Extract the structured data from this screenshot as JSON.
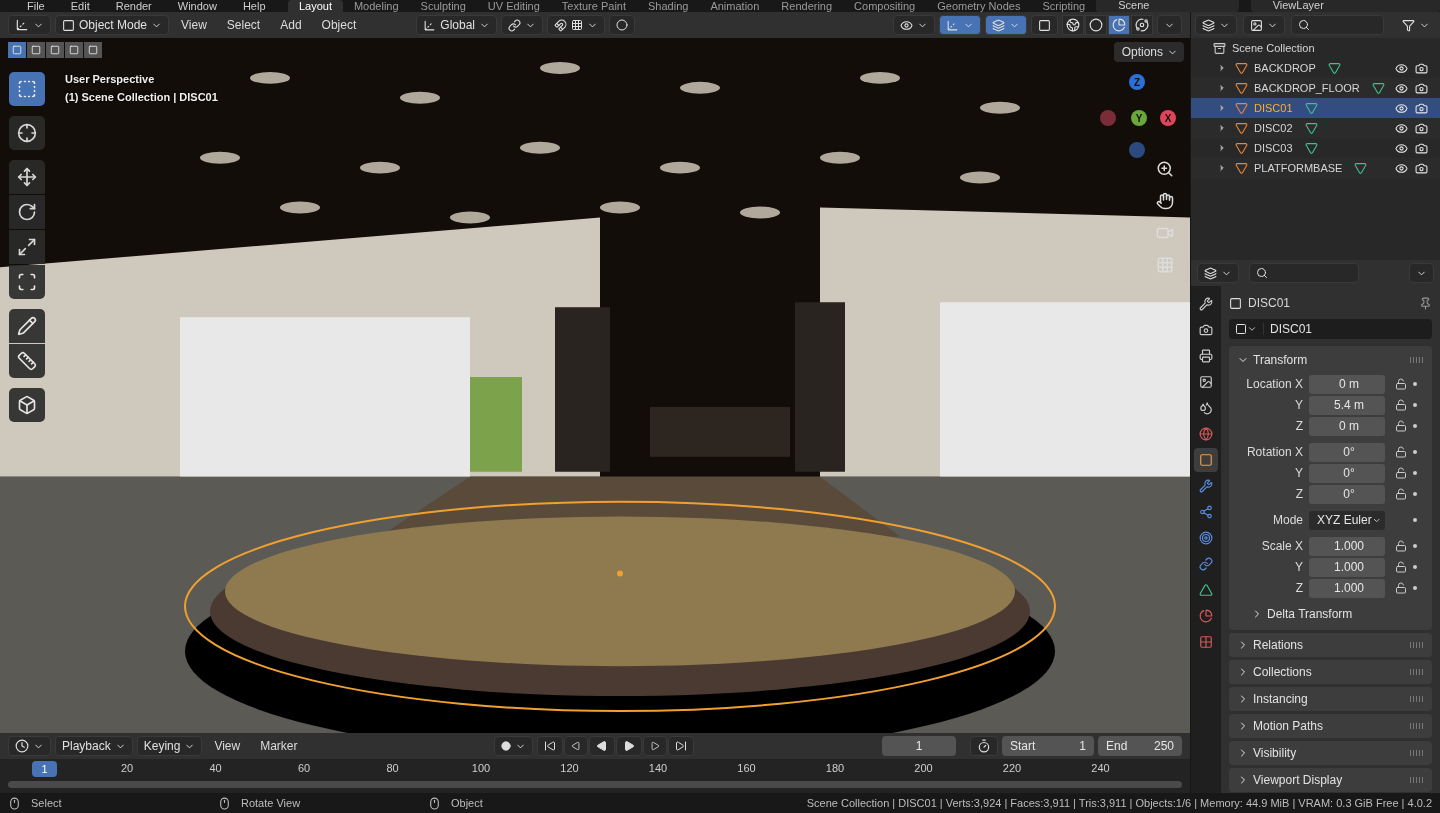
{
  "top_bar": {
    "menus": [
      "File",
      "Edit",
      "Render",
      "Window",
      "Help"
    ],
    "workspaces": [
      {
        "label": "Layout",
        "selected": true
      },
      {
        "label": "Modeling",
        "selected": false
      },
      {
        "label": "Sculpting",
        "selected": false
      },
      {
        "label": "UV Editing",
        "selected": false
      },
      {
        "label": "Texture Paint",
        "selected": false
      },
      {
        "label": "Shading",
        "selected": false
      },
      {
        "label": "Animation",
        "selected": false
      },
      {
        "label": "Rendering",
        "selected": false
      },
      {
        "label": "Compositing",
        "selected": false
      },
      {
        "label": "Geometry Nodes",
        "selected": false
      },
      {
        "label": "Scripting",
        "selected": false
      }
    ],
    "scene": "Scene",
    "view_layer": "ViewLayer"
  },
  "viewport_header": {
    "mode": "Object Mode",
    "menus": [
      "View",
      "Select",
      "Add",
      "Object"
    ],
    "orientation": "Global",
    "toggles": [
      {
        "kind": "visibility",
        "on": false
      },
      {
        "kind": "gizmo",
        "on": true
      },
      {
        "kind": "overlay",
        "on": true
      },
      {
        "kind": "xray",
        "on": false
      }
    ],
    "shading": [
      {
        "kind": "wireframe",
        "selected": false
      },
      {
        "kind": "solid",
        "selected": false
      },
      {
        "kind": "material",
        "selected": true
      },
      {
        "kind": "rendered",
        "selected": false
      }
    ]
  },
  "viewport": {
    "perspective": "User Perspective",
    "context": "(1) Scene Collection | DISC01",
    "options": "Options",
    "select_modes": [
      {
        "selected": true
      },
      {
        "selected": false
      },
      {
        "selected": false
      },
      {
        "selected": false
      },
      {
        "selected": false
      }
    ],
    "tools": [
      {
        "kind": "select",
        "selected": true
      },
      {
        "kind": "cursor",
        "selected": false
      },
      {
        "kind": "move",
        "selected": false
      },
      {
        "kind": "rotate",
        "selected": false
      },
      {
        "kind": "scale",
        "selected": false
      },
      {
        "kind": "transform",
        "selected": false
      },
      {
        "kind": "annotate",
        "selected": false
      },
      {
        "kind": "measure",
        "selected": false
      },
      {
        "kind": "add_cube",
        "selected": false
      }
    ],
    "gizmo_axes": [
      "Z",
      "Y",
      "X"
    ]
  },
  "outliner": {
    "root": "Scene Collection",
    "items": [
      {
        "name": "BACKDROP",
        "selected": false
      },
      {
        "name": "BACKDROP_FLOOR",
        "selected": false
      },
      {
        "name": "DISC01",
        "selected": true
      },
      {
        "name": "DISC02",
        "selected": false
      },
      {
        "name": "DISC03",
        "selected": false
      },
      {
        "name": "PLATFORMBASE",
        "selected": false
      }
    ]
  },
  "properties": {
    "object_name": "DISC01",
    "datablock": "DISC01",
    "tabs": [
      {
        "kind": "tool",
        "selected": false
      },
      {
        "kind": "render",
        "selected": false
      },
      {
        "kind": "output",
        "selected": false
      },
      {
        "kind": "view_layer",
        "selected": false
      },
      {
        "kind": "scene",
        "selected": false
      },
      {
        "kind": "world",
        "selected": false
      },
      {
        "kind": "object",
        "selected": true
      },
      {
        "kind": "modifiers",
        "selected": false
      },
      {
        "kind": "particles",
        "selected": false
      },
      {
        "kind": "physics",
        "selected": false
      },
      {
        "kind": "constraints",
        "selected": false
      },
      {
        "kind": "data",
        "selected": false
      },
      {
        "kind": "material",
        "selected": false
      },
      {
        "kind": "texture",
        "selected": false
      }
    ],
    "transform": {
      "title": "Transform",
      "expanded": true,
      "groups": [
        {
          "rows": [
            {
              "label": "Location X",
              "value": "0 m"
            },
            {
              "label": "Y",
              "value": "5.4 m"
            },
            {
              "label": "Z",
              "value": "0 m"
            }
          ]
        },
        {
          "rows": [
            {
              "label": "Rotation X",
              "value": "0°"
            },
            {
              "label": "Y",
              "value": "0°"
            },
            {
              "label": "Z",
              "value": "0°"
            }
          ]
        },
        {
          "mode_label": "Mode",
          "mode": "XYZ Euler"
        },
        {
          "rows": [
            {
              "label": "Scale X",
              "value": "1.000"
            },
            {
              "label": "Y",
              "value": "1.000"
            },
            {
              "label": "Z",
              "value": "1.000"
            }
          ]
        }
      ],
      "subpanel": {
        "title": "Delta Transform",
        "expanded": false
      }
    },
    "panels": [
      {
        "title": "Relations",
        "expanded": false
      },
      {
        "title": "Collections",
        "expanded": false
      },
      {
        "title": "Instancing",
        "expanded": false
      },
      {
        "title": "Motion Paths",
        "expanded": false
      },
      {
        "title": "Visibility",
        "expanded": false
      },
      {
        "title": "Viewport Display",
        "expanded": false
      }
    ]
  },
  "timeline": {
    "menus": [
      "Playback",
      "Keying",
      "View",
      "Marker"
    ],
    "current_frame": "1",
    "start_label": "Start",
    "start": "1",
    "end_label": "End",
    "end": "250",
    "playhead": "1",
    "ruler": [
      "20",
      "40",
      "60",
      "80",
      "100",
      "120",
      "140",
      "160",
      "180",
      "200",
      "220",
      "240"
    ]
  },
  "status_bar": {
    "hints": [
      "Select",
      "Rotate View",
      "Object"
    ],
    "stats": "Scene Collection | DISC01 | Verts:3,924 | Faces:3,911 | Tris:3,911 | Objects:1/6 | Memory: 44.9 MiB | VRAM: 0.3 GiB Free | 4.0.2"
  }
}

******************************

## YOUR TASK
Leave the pictures out and print the records above exactly as they stand.

## SOLVED PROBLEM
Extract the structured data from this screenshot as JSON.
{
  "top_bar": {
    "menus": [
      "File",
      "Edit",
      "Render",
      "Window",
      "Help"
    ],
    "workspaces": [
      {
        "label": "Layout",
        "selected": true
      },
      {
        "label": "Modeling",
        "selected": false
      },
      {
        "label": "Sculpting",
        "selected": false
      },
      {
        "label": "UV Editing",
        "selected": false
      },
      {
        "label": "Texture Paint",
        "selected": false
      },
      {
        "label": "Shading",
        "selected": false
      },
      {
        "label": "Animation",
        "selected": false
      },
      {
        "label": "Rendering",
        "selected": false
      },
      {
        "label": "Compositing",
        "selected": false
      },
      {
        "label": "Geometry Nodes",
        "selected": false
      },
      {
        "label": "Scripting",
        "selected": false
      }
    ],
    "scene": "Scene",
    "view_layer": "ViewLayer"
  },
  "viewport_header": {
    "mode": "Object Mode",
    "menus": [
      "View",
      "Select",
      "Add",
      "Object"
    ],
    "orientation": "Global",
    "toggles": [
      {
        "kind": "visibility",
        "on": false
      },
      {
        "kind": "gizmo",
        "on": true
      },
      {
        "kind": "overlay",
        "on": true
      },
      {
        "kind": "xray",
        "on": false
      }
    ],
    "shading": [
      {
        "kind": "wireframe",
        "selected": false
      },
      {
        "kind": "solid",
        "selected": false
      },
      {
        "kind": "material",
        "selected": true
      },
      {
        "kind": "rendered",
        "selected": false
      }
    ]
  },
  "viewport": {
    "perspective": "User Perspective",
    "context": "(1) Scene Collection | DISC01",
    "options": "Options",
    "select_modes": [
      {
        "selected": true
      },
      {
        "selected": false
      },
      {
        "selected": false
      },
      {
        "selected": false
      },
      {
        "selected": false
      }
    ],
    "tools": [
      {
        "kind": "select",
        "selected": true
      },
      {
        "kind": "cursor",
        "selected": false
      },
      {
        "kind": "move",
        "selected": false
      },
      {
        "kind": "rotate",
        "selected": false
      },
      {
        "kind": "scale",
        "selected": false
      },
      {
        "kind": "transform",
        "selected": false
      },
      {
        "kind": "annotate",
        "selected": false
      },
      {
        "kind": "measure",
        "selected": false
      },
      {
        "kind": "add_cube",
        "selected": false
      }
    ],
    "gizmo_axes": [
      "Z",
      "Y",
      "X"
    ]
  },
  "outliner": {
    "root": "Scene Collection",
    "items": [
      {
        "name": "BACKDROP",
        "selected": false
      },
      {
        "name": "BACKDROP_FLOOR",
        "selected": false
      },
      {
        "name": "DISC01",
        "selected": true
      },
      {
        "name": "DISC02",
        "selected": false
      },
      {
        "name": "DISC03",
        "selected": false
      },
      {
        "name": "PLATFORMBASE",
        "selected": false
      }
    ]
  },
  "properties": {
    "object_name": "DISC01",
    "datablock": "DISC01",
    "tabs": [
      {
        "kind": "tool",
        "selected": false
      },
      {
        "kind": "render",
        "selected": false
      },
      {
        "kind": "output",
        "selected": false
      },
      {
        "kind": "view_layer",
        "selected": false
      },
      {
        "kind": "scene",
        "selected": false
      },
      {
        "kind": "world",
        "selected": false
      },
      {
        "kind": "object",
        "selected": true
      },
      {
        "kind": "modifiers",
        "selected": false
      },
      {
        "kind": "particles",
        "selected": false
      },
      {
        "kind": "physics",
        "selected": false
      },
      {
        "kind": "constraints",
        "selected": false
      },
      {
        "kind": "data",
        "selected": false
      },
      {
        "kind": "material",
        "selected": false
      },
      {
        "kind": "texture",
        "selected": false
      }
    ],
    "transform": {
      "title": "Transform",
      "expanded": true,
      "groups": [
        {
          "rows": [
            {
              "label": "Location X",
              "value": "0 m"
            },
            {
              "label": "Y",
              "value": "5.4 m"
            },
            {
              "label": "Z",
              "value": "0 m"
            }
          ]
        },
        {
          "rows": [
            {
              "label": "Rotation X",
              "value": "0°"
            },
            {
              "label": "Y",
              "value": "0°"
            },
            {
              "label": "Z",
              "value": "0°"
            }
          ]
        },
        {
          "mode_label": "Mode",
          "mode": "XYZ Euler"
        },
        {
          "rows": [
            {
              "label": "Scale X",
              "value": "1.000"
            },
            {
              "label": "Y",
              "value": "1.000"
            },
            {
              "label": "Z",
              "value": "1.000"
            }
          ]
        }
      ],
      "subpanel": {
        "title": "Delta Transform",
        "expanded": false
      }
    },
    "panels": [
      {
        "title": "Relations",
        "expanded": false
      },
      {
        "title": "Collections",
        "expanded": false
      },
      {
        "title": "Instancing",
        "expanded": false
      },
      {
        "title": "Motion Paths",
        "expanded": false
      },
      {
        "title": "Visibility",
        "expanded": false
      },
      {
        "title": "Viewport Display",
        "expanded": false
      }
    ]
  },
  "timeline": {
    "menus": [
      "Playback",
      "Keying",
      "View",
      "Marker"
    ],
    "current_frame": "1",
    "start_label": "Start",
    "start": "1",
    "end_label": "End",
    "end": "250",
    "playhead": "1",
    "ruler": [
      "20",
      "40",
      "60",
      "80",
      "100",
      "120",
      "140",
      "160",
      "180",
      "200",
      "220",
      "240"
    ]
  },
  "status_bar": {
    "hints": [
      "Select",
      "Rotate View",
      "Object"
    ],
    "stats": "Scene Collection | DISC01 | Verts:3,924 | Faces:3,911 | Tris:3,911 | Objects:1/6 | Memory: 44.9 MiB | VRAM: 0.3 GiB Free | 4.0.2"
  }
}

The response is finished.